**TASK REQUIREMENTS**
Gather all lines with the word "this" in them.

────────────────────

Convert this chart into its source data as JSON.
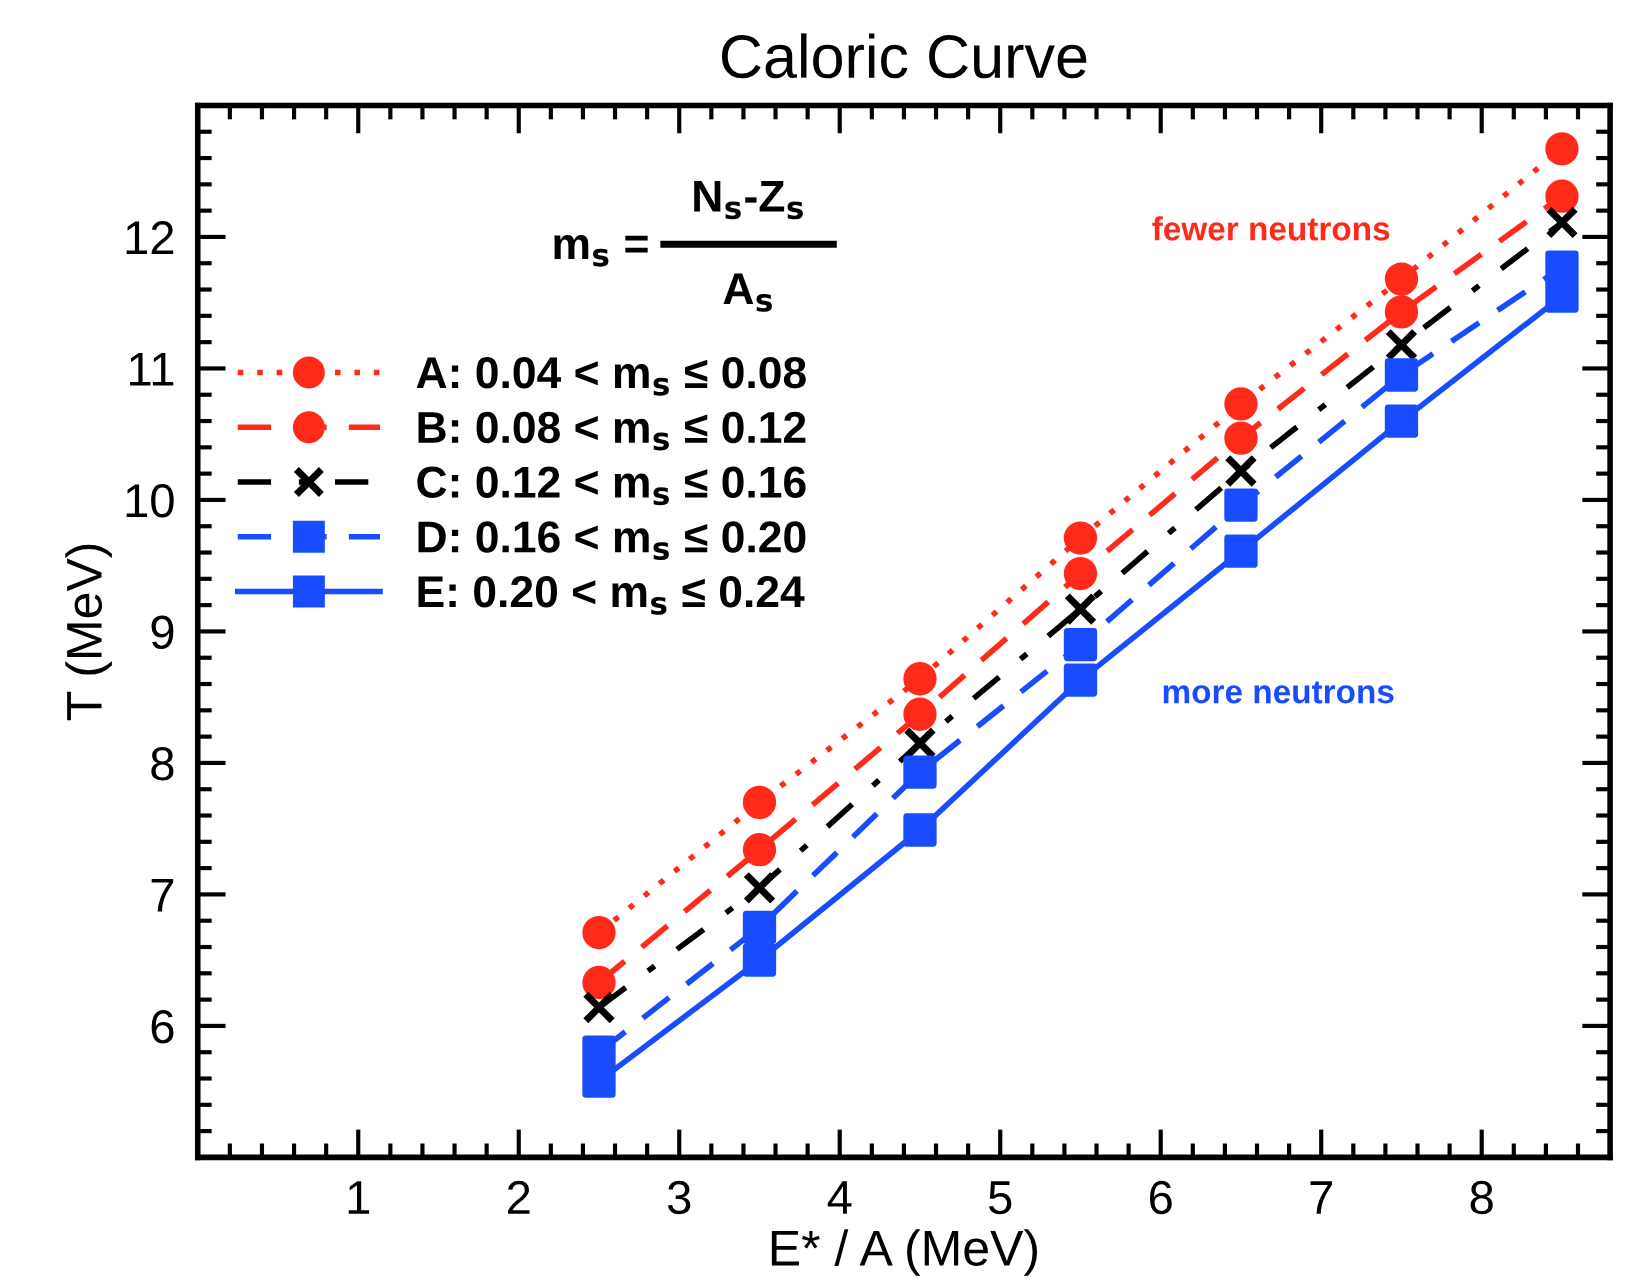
{
  "chart_data": {
    "type": "line",
    "title": "Caloric Curve",
    "xlabel": "E* / A (MeV)",
    "ylabel": "T (MeV)",
    "x": [
      2.5,
      3.5,
      4.5,
      5.5,
      6.5,
      7.5,
      8.5
    ],
    "xlim": [
      0,
      8.8
    ],
    "xticks": [
      1,
      2,
      3,
      4,
      5,
      6,
      7,
      8
    ],
    "ylim": [
      5,
      13
    ],
    "yticks": [
      6,
      7,
      8,
      9,
      10,
      11,
      12
    ],
    "grid": false,
    "legend": "top left",
    "series": [
      {
        "name": "A: 0.04 < m$_{s}$ ≤ 0.08",
        "color": "#ff2a1a",
        "marker": "circle",
        "line_style": "dotted",
        "values": [
          6.71,
          7.7,
          8.64,
          9.71,
          10.73,
          11.68,
          12.67
        ]
      },
      {
        "name": "B: 0.08 < m$_{s}$ ≤ 0.12",
        "color": "#ff2a1a",
        "marker": "circle",
        "line_style": "dashed",
        "values": [
          6.33,
          7.34,
          8.37,
          9.44,
          10.47,
          11.43,
          12.31
        ]
      },
      {
        "name": "C: 0.12 < m$_{s}$ ≤ 0.16",
        "color": "#000000",
        "marker": "cross",
        "line_style": "dashdot",
        "values": [
          6.14,
          7.05,
          8.15,
          9.17,
          10.22,
          11.18,
          12.11
        ]
      },
      {
        "name": "D: 0.16 < m$_{s}$ ≤ 0.20",
        "color": "#1a4cff",
        "marker": "square",
        "line_style": "dashed",
        "values": [
          5.8,
          6.75,
          7.93,
          8.9,
          9.96,
          10.95,
          11.77
        ]
      },
      {
        "name": "E: 0.20 < m$_{s}$ ≤ 0.24",
        "color": "#1a4cff",
        "marker": "square",
        "line_style": "solid",
        "values": [
          5.58,
          6.5,
          7.49,
          8.63,
          9.61,
          10.6,
          11.55
        ]
      }
    ],
    "annotations": [
      "m$_{s}$ =",
      "N$_{s}$-Z$_{s}$",
      "A$_{s}$",
      "fewer neutrons",
      "more neutrons"
    ]
  }
}
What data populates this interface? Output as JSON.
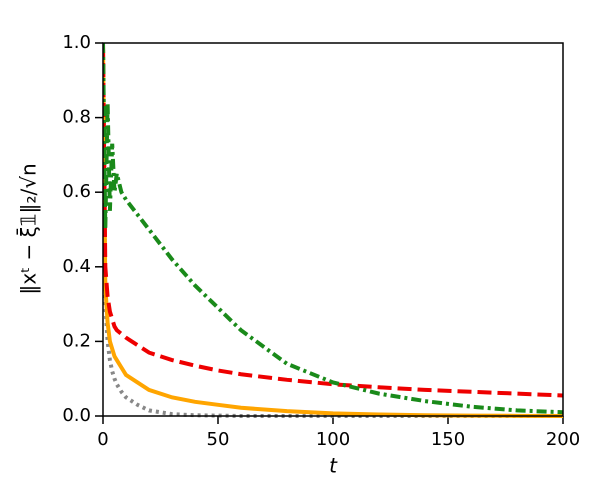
{
  "chart_data": {
    "type": "line",
    "x_label": "t",
    "y_label": "‖xᵗ − ξ̄𝟙‖₂/√n",
    "x": [
      0,
      1,
      2,
      3,
      4,
      5,
      6,
      8,
      10,
      15,
      20,
      30,
      40,
      50,
      60,
      80,
      100,
      120,
      140,
      160,
      180,
      200
    ],
    "series": [
      {
        "color": "#888888",
        "dash": "3,4",
        "values": [
          1.0,
          0.3,
          0.2,
          0.15,
          0.12,
          0.1,
          0.085,
          0.065,
          0.05,
          0.03,
          0.015,
          0.005,
          0.002,
          0.001,
          0,
          0,
          0,
          0,
          0,
          0,
          0,
          0
        ]
      },
      {
        "color": "#ffa500",
        "dash": "none",
        "values": [
          1.0,
          0.35,
          0.25,
          0.2,
          0.18,
          0.16,
          0.15,
          0.13,
          0.11,
          0.09,
          0.07,
          0.05,
          0.038,
          0.03,
          0.022,
          0.013,
          0.007,
          0.004,
          0.002,
          0.001,
          0.0005,
          0
        ]
      },
      {
        "color": "#ee0000",
        "dash": "14,6",
        "values": [
          1.0,
          0.4,
          0.32,
          0.28,
          0.26,
          0.24,
          0.23,
          0.22,
          0.21,
          0.19,
          0.17,
          0.15,
          0.135,
          0.122,
          0.112,
          0.097,
          0.085,
          0.077,
          0.07,
          0.065,
          0.06,
          0.055
        ]
      },
      {
        "color": "#1a8a1a",
        "dash": "10,4,3,4",
        "values": [
          1.0,
          0.5,
          0.84,
          0.55,
          0.73,
          0.6,
          0.65,
          0.6,
          0.58,
          0.54,
          0.5,
          0.42,
          0.35,
          0.29,
          0.23,
          0.14,
          0.09,
          0.06,
          0.04,
          0.025,
          0.015,
          0.01
        ]
      }
    ],
    "xlim": [
      0,
      200
    ],
    "xticks": [
      0,
      50,
      100,
      150,
      200
    ],
    "ylim": [
      0,
      1.0
    ],
    "yticks": [
      {
        "value": 0,
        "label": "0.0"
      },
      0.2,
      0.4,
      0.6,
      0.8,
      {
        "value": 1.0,
        "label": "1.0"
      }
    ],
    "grid": false
  }
}
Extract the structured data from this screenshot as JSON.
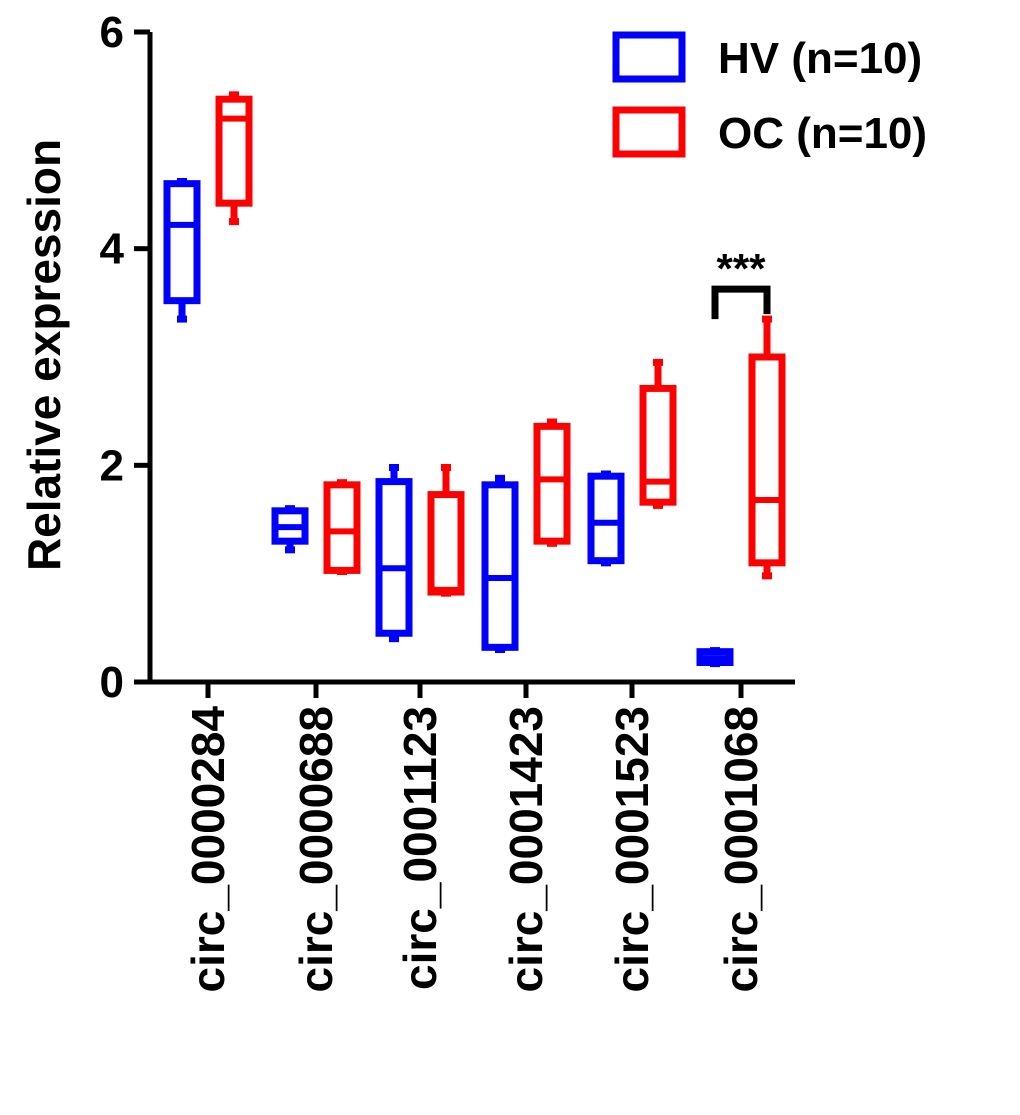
{
  "chart_data": {
    "type": "box",
    "ylabel": "Relative expression",
    "ylim": [
      0,
      6
    ],
    "yticks": [
      "0",
      "2",
      "4",
      "6"
    ],
    "categories": [
      "circ_0000284",
      "circ_0000688",
      "circ_0001123",
      "circ_0001423",
      "circ_0001523",
      "circ_0001068"
    ],
    "legend": {
      "position": "top-right"
    },
    "series": [
      {
        "name": "HV (n=10)",
        "color": "#0000ff",
        "boxes": [
          {
            "min": 3.35,
            "q1": 3.52,
            "median": 4.22,
            "q3": 4.6,
            "max": 4.62
          },
          {
            "min": 1.22,
            "q1": 1.3,
            "median": 1.43,
            "q3": 1.58,
            "max": 1.6
          },
          {
            "min": 0.4,
            "q1": 0.45,
            "median": 1.05,
            "q3": 1.85,
            "max": 1.98
          },
          {
            "min": 0.3,
            "q1": 0.32,
            "median": 0.96,
            "q3": 1.82,
            "max": 1.88
          },
          {
            "min": 1.1,
            "q1": 1.12,
            "median": 1.47,
            "q3": 1.9,
            "max": 1.92
          },
          {
            "min": 0.17,
            "q1": 0.18,
            "median": 0.22,
            "q3": 0.28,
            "max": 0.29
          }
        ]
      },
      {
        "name": "OC (n=10)",
        "color": "#ff0000",
        "boxes": [
          {
            "min": 4.25,
            "q1": 4.42,
            "median": 5.2,
            "q3": 5.38,
            "max": 5.42
          },
          {
            "min": 1.02,
            "q1": 1.03,
            "median": 1.39,
            "q3": 1.82,
            "max": 1.84
          },
          {
            "min": 0.82,
            "q1": 0.83,
            "median": 0.85,
            "q3": 1.73,
            "max": 1.98
          },
          {
            "min": 1.28,
            "q1": 1.3,
            "median": 1.87,
            "q3": 2.36,
            "max": 2.4
          },
          {
            "min": 1.63,
            "q1": 1.66,
            "median": 1.85,
            "q3": 2.71,
            "max": 2.95
          },
          {
            "min": 0.98,
            "q1": 1.1,
            "median": 1.68,
            "q3": 3.0,
            "max": 3.35
          }
        ]
      }
    ],
    "annotations": [
      {
        "text": "***",
        "category_index": 5
      }
    ]
  }
}
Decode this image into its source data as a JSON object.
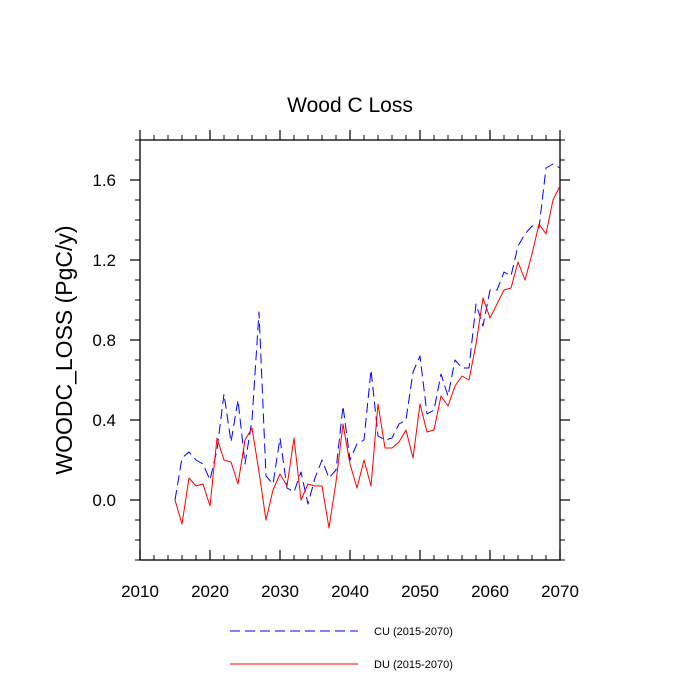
{
  "chart_data": {
    "type": "line",
    "title": "Wood C Loss",
    "xlabel": "",
    "ylabel": "WOODC_LOSS  (PgC/y)",
    "xlim": [
      2010,
      2070
    ],
    "ylim": [
      -0.3,
      1.8
    ],
    "xticks": [
      2010,
      2020,
      2030,
      2040,
      2050,
      2060,
      2070
    ],
    "xtick_labels": [
      "2010",
      "2020",
      "2030",
      "2040",
      "2050",
      "2060",
      "2070"
    ],
    "yticks": [
      0.0,
      0.4,
      0.8,
      1.2,
      1.6
    ],
    "ytick_labels": [
      "0.0",
      "0.4",
      "0.8",
      "1.2",
      "1.6"
    ],
    "grid": false,
    "legend_position": "bottom",
    "x": [
      2015,
      2016,
      2017,
      2018,
      2019,
      2020,
      2021,
      2022,
      2023,
      2024,
      2025,
      2026,
      2027,
      2028,
      2029,
      2030,
      2031,
      2032,
      2033,
      2034,
      2035,
      2036,
      2037,
      2038,
      2039,
      2040,
      2041,
      2042,
      2043,
      2044,
      2045,
      2046,
      2047,
      2048,
      2049,
      2050,
      2051,
      2052,
      2053,
      2054,
      2055,
      2056,
      2057,
      2058,
      2059,
      2060,
      2061,
      2062,
      2063,
      2064,
      2065,
      2066,
      2067,
      2068,
      2069,
      2070
    ],
    "series": [
      {
        "name": "CU (2015-2070)",
        "color": "#0000ff",
        "style": "dashed",
        "values": [
          0.0,
          0.21,
          0.24,
          0.2,
          0.18,
          0.1,
          0.25,
          0.53,
          0.29,
          0.5,
          0.18,
          0.4,
          0.94,
          0.12,
          0.08,
          0.31,
          0.06,
          0.04,
          0.14,
          -0.02,
          0.11,
          0.2,
          0.11,
          0.15,
          0.47,
          0.2,
          0.28,
          0.3,
          0.65,
          0.32,
          0.3,
          0.31,
          0.38,
          0.4,
          0.64,
          0.72,
          0.43,
          0.45,
          0.63,
          0.52,
          0.7,
          0.66,
          0.66,
          0.98,
          0.87,
          1.05,
          1.05,
          1.14,
          1.12,
          1.27,
          1.33,
          1.37,
          1.36,
          1.66,
          1.68,
          1.66
        ]
      },
      {
        "name": "DU (2015-2070)",
        "color": "#ff0000",
        "style": "solid",
        "values": [
          0.0,
          -0.12,
          0.11,
          0.07,
          0.08,
          -0.03,
          0.31,
          0.2,
          0.19,
          0.08,
          0.3,
          0.36,
          0.14,
          -0.1,
          0.05,
          0.13,
          0.07,
          0.31,
          0.0,
          0.08,
          0.07,
          0.07,
          -0.14,
          0.09,
          0.38,
          0.18,
          0.06,
          0.2,
          0.07,
          0.48,
          0.26,
          0.26,
          0.29,
          0.35,
          0.21,
          0.48,
          0.34,
          0.35,
          0.52,
          0.47,
          0.57,
          0.62,
          0.6,
          0.78,
          1.01,
          0.91,
          0.98,
          1.05,
          1.06,
          1.19,
          1.1,
          1.23,
          1.38,
          1.33,
          1.5,
          1.57
        ]
      }
    ]
  }
}
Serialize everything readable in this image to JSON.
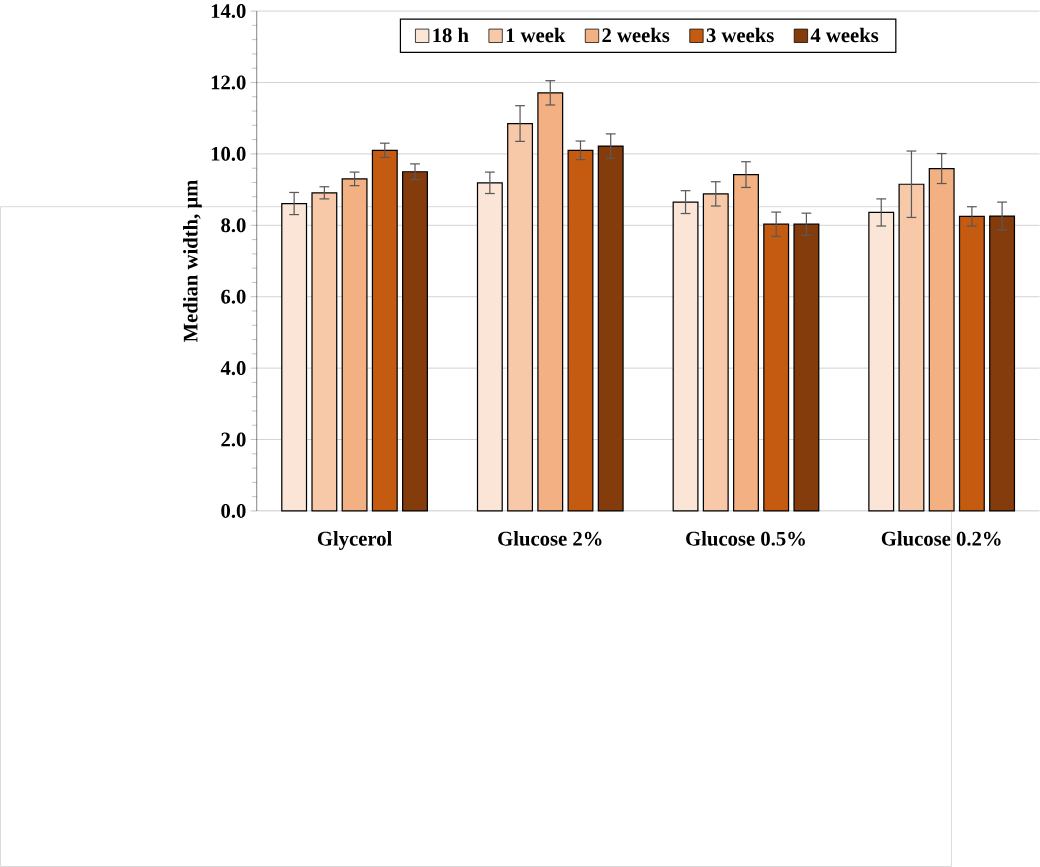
{
  "chart_data": {
    "type": "bar",
    "ylabel": "Median width, μm",
    "categories": [
      "Glycerol",
      "Glucose 2%",
      "Glucose 0.5%",
      "Glucose 0.2%"
    ],
    "series": [
      {
        "name": "18 h",
        "color": "#fae5d6",
        "values": [
          8.61,
          9.19,
          8.65,
          8.36
        ],
        "errors": [
          0.31,
          0.3,
          0.32,
          0.38
        ]
      },
      {
        "name": "1 week",
        "color": "#f7c9a9",
        "values": [
          8.91,
          10.85,
          8.88,
          9.15
        ],
        "errors": [
          0.17,
          0.5,
          0.34,
          0.93
        ]
      },
      {
        "name": "2 weeks",
        "color": "#f2b083",
        "values": [
          9.3,
          11.71,
          9.42,
          9.59
        ],
        "errors": [
          0.19,
          0.34,
          0.36,
          0.42
        ]
      },
      {
        "name": "3 weeks",
        "color": "#c55a11",
        "values": [
          10.1,
          10.1,
          8.03,
          8.25
        ],
        "errors": [
          0.2,
          0.26,
          0.34,
          0.27
        ]
      },
      {
        "name": "4 weeks",
        "color": "#843c0c",
        "values": [
          9.5,
          10.22,
          8.03,
          8.26
        ],
        "errors": [
          0.22,
          0.34,
          0.31,
          0.39
        ]
      }
    ],
    "ylim": [
      0,
      14
    ],
    "yticks": [
      {
        "value": 0,
        "label": "0.0"
      },
      {
        "value": 2,
        "label": "2.0"
      },
      {
        "value": 4,
        "label": "4.0"
      },
      {
        "value": 6,
        "label": "6.0"
      },
      {
        "value": 8,
        "label": "8.0"
      },
      {
        "value": 10,
        "label": "10.0"
      },
      {
        "value": 12,
        "label": "12.0"
      },
      {
        "value": 14,
        "label": "14.0"
      }
    ],
    "grid": "y",
    "legend": "top"
  }
}
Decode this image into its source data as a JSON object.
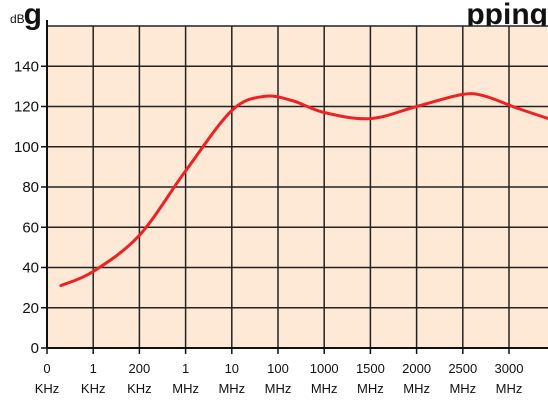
{
  "chart_data": {
    "type": "line",
    "title": "",
    "title_visible_fragment_left": "g",
    "title_visible_fragment_right": "pping",
    "ylabel": "dB",
    "xlabel": "",
    "ylim": [
      0,
      160
    ],
    "yticks": [
      0,
      20,
      40,
      60,
      80,
      100,
      120,
      140
    ],
    "grid": true,
    "legend": "none",
    "x_categories": [
      {
        "value": "0",
        "unit": "KHz"
      },
      {
        "value": "1",
        "unit": "KHz"
      },
      {
        "value": "200",
        "unit": "KHz"
      },
      {
        "value": "1",
        "unit": "MHz"
      },
      {
        "value": "10",
        "unit": "MHz"
      },
      {
        "value": "100",
        "unit": "MHz"
      },
      {
        "value": "1000",
        "unit": "MHz"
      },
      {
        "value": "1500",
        "unit": "MHz"
      },
      {
        "value": "2000",
        "unit": "MHz"
      },
      {
        "value": "2500",
        "unit": "MHz"
      },
      {
        "value": "3000",
        "unit": "MHz"
      }
    ],
    "series": [
      {
        "color": "#ee2222",
        "points": [
          {
            "x": 0.3,
            "y": 31
          },
          {
            "x": 1.0,
            "y": 38
          },
          {
            "x": 2.0,
            "y": 56
          },
          {
            "x": 3.0,
            "y": 88
          },
          {
            "x": 4.0,
            "y": 118
          },
          {
            "x": 4.7,
            "y": 125
          },
          {
            "x": 5.3,
            "y": 123
          },
          {
            "x": 6.0,
            "y": 117
          },
          {
            "x": 7.0,
            "y": 114
          },
          {
            "x": 8.0,
            "y": 120
          },
          {
            "x": 9.0,
            "y": 126
          },
          {
            "x": 9.5,
            "y": 125
          },
          {
            "x": 10.2,
            "y": 119
          },
          {
            "x": 11.0,
            "y": 113
          },
          {
            "x": 11.5,
            "y": 110
          }
        ]
      }
    ]
  },
  "style": {
    "plot_bg": "#fde9d6",
    "grid_color": "#222222",
    "axis_color": "#111111",
    "line_color": "#ee2222"
  }
}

────────────────────

**EXPECTED ANSWER**
Convert this chart into its source data as JSON.
What data populates this interface? Output as JSON.
Extract the structured data from this screenshot as JSON.
Decode this image into its source data as a JSON object.
Serialize everything readable in this image to JSON.
Decode this image into its source data as a JSON object.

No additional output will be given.